> The task
Pull out each line of the material below that contains the string "模式切换". Case matters.

> Raw data
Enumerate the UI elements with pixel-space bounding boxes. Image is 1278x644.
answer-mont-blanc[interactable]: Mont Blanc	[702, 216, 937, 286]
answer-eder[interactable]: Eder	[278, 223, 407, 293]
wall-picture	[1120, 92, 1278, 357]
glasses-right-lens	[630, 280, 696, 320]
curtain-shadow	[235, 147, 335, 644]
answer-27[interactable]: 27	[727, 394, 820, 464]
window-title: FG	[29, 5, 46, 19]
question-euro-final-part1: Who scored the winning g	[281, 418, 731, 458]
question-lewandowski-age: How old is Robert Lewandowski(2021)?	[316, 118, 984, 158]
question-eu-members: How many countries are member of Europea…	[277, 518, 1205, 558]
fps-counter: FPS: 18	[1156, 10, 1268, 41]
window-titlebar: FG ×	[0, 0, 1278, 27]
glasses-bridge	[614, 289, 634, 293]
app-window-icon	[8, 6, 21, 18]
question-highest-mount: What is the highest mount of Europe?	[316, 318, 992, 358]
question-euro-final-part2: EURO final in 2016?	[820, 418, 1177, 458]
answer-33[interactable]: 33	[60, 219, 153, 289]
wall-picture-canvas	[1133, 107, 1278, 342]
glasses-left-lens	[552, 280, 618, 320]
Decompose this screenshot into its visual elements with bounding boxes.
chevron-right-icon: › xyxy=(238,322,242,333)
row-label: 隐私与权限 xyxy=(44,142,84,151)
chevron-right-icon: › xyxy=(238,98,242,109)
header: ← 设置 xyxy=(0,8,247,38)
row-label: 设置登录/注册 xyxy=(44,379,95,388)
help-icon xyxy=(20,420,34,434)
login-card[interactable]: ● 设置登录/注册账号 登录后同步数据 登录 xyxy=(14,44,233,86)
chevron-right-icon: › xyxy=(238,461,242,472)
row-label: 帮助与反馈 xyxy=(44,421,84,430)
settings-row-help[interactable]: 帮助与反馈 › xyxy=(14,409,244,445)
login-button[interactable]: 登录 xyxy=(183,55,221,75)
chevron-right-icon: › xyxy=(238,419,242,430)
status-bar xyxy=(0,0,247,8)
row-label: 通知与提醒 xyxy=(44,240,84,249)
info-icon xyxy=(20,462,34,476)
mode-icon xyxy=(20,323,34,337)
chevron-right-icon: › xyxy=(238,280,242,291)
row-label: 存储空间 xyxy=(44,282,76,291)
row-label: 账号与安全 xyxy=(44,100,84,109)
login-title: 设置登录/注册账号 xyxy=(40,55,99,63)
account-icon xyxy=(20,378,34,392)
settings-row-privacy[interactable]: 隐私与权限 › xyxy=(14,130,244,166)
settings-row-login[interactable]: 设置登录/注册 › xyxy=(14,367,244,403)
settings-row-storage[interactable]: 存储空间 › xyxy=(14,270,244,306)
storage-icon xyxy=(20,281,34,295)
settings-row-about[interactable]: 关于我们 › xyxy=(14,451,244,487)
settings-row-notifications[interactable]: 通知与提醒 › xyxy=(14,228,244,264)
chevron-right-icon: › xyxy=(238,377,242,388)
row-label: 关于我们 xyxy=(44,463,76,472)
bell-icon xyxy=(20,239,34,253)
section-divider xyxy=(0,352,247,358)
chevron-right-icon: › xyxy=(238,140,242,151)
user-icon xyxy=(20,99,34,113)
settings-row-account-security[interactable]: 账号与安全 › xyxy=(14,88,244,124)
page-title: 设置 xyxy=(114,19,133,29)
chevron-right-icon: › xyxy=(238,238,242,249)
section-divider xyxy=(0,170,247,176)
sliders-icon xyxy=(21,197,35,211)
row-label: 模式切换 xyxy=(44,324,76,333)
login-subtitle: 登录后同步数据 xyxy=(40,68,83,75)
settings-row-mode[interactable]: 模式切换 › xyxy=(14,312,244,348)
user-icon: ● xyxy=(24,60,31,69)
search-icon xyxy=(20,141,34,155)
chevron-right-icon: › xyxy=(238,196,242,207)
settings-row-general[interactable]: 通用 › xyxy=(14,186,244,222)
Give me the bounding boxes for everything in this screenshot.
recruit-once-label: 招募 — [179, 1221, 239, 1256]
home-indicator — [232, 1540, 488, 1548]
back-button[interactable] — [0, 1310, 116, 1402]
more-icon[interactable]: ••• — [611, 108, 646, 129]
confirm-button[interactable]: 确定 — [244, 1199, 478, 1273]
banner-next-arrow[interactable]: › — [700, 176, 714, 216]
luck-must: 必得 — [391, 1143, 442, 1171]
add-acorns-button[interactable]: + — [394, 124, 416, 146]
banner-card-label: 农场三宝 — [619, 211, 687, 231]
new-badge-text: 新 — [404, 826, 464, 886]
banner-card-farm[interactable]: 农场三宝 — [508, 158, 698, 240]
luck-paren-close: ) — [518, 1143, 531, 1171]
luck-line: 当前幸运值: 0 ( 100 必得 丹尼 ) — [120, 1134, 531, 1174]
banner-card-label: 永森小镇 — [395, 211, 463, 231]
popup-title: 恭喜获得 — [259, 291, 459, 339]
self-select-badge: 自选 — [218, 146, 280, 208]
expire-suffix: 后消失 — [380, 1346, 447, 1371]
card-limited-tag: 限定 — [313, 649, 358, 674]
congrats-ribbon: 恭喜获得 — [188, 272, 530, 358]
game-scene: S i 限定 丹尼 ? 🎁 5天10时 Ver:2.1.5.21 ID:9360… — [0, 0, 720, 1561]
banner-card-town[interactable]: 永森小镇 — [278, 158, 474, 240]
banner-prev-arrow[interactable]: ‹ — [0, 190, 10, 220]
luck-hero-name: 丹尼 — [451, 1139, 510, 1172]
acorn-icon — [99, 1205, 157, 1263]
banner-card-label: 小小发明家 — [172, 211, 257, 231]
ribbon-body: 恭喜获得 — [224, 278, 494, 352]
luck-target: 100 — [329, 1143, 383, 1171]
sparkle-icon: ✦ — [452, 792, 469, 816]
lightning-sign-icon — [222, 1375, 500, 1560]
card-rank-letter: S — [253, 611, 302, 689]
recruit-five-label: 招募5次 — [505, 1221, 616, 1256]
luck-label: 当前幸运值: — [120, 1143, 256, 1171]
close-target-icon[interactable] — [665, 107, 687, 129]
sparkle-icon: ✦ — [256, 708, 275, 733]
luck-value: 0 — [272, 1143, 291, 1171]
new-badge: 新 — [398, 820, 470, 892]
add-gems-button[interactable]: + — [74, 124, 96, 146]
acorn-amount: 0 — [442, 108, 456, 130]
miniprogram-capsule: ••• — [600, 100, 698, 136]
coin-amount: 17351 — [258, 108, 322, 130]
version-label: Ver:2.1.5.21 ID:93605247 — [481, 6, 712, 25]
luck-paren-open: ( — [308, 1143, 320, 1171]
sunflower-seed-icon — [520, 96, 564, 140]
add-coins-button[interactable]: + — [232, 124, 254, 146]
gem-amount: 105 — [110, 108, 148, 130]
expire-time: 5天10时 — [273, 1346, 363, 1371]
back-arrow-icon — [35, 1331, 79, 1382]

> Result for this task
row-label: 模式切换 xyxy=(44,324,76,333)
settings-row-mode[interactable]: 模式切换 › xyxy=(14,312,244,348)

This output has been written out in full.